Records from a dataset:
• • • •

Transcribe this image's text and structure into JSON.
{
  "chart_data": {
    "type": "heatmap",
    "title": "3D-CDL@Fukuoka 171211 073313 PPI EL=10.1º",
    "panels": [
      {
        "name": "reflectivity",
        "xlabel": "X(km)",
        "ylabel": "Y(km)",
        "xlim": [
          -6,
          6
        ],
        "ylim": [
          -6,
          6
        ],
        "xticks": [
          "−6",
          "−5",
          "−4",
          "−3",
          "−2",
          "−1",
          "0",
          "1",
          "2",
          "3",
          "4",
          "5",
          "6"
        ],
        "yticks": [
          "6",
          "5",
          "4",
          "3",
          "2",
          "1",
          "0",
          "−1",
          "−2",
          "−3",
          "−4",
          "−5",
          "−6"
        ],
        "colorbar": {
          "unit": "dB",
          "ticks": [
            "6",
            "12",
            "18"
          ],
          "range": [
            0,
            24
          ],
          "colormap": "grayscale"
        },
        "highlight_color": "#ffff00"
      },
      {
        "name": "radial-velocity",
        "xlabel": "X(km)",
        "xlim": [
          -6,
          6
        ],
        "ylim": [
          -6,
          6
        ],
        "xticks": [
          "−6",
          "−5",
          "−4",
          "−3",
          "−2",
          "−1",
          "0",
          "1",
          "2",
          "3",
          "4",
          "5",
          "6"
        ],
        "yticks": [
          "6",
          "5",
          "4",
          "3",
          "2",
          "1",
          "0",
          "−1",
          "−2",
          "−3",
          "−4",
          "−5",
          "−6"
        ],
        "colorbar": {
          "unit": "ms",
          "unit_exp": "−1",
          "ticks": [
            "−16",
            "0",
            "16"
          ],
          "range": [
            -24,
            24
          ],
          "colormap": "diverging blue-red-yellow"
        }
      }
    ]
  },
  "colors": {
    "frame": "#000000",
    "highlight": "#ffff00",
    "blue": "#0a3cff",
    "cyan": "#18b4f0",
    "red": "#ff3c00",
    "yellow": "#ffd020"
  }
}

• • • •

Goal: Copy all lines of the listing above that contain the string "yellow".

Response to the task:
          "colormap": "diverging blue-red-yellow"
    "yellow": "#ffd020"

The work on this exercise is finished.